AIM OF THE EXERCISE:
Word for word, transcribe the lines below and drop the pictures.

WORKING DATA:
********

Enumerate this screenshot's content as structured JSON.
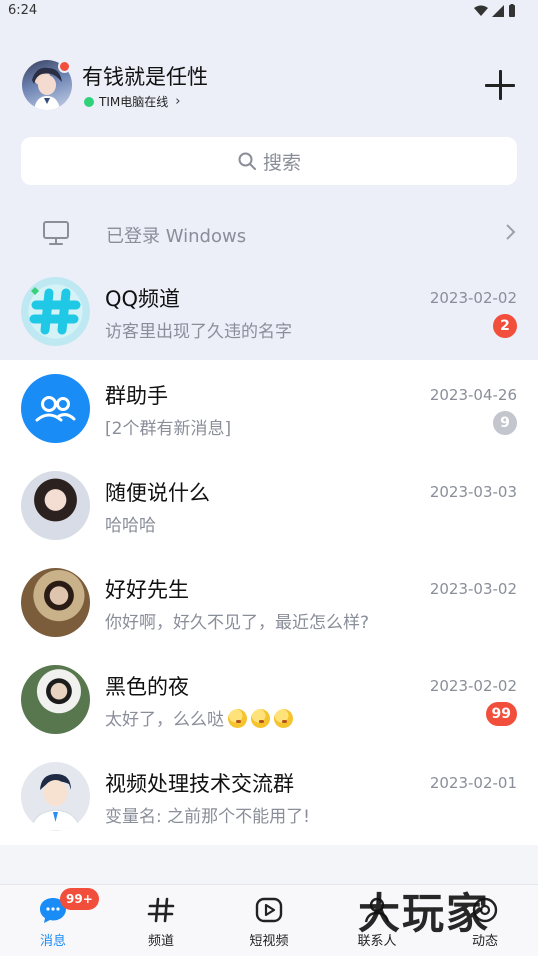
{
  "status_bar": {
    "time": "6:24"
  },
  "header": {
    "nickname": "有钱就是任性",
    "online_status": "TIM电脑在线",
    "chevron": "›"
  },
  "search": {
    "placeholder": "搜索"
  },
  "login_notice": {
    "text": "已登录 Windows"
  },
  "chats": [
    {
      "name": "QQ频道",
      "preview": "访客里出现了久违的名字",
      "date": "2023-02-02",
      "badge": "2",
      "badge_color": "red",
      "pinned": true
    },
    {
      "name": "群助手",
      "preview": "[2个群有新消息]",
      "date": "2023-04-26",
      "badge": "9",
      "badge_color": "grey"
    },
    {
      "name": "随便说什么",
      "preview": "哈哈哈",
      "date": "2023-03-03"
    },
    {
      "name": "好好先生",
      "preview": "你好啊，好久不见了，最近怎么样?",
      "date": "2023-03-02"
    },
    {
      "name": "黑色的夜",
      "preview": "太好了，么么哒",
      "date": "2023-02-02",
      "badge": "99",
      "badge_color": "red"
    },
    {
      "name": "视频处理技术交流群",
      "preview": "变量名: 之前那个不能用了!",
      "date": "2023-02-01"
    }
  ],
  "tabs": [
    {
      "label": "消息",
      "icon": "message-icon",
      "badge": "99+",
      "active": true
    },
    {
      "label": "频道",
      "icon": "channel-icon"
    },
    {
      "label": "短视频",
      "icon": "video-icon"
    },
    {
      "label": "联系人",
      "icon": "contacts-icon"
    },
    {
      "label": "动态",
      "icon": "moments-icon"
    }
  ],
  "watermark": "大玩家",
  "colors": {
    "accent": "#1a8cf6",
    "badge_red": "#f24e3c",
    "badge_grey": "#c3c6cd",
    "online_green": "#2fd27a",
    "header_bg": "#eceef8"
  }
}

********

THE COMPLETED TASK:
Enumerate this screenshot's content as structured JSON.
{
  "status_bar": {
    "time": "6:24"
  },
  "header": {
    "nickname": "有钱就是任性",
    "online_status": "TIM电脑在线",
    "chevron": "›"
  },
  "search": {
    "placeholder": "搜索"
  },
  "login_notice": {
    "text": "已登录 Windows"
  },
  "chats": [
    {
      "name": "QQ频道",
      "preview": "访客里出现了久违的名字",
      "date": "2023-02-02",
      "badge": "2",
      "badge_color": "red",
      "pinned": true
    },
    {
      "name": "群助手",
      "preview": "[2个群有新消息]",
      "date": "2023-04-26",
      "badge": "9",
      "badge_color": "grey"
    },
    {
      "name": "随便说什么",
      "preview": "哈哈哈",
      "date": "2023-03-03"
    },
    {
      "name": "好好先生",
      "preview": "你好啊，好久不见了，最近怎么样?",
      "date": "2023-03-02"
    },
    {
      "name": "黑色的夜",
      "preview": "太好了，么么哒",
      "date": "2023-02-02",
      "badge": "99",
      "badge_color": "red"
    },
    {
      "name": "视频处理技术交流群",
      "preview": "变量名: 之前那个不能用了!",
      "date": "2023-02-01"
    }
  ],
  "tabs": [
    {
      "label": "消息",
      "icon": "message-icon",
      "badge": "99+",
      "active": true
    },
    {
      "label": "频道",
      "icon": "channel-icon"
    },
    {
      "label": "短视频",
      "icon": "video-icon"
    },
    {
      "label": "联系人",
      "icon": "contacts-icon"
    },
    {
      "label": "动态",
      "icon": "moments-icon"
    }
  ],
  "watermark": "大玩家",
  "colors": {
    "accent": "#1a8cf6",
    "badge_red": "#f24e3c",
    "badge_grey": "#c3c6cd",
    "online_green": "#2fd27a",
    "header_bg": "#eceef8"
  }
}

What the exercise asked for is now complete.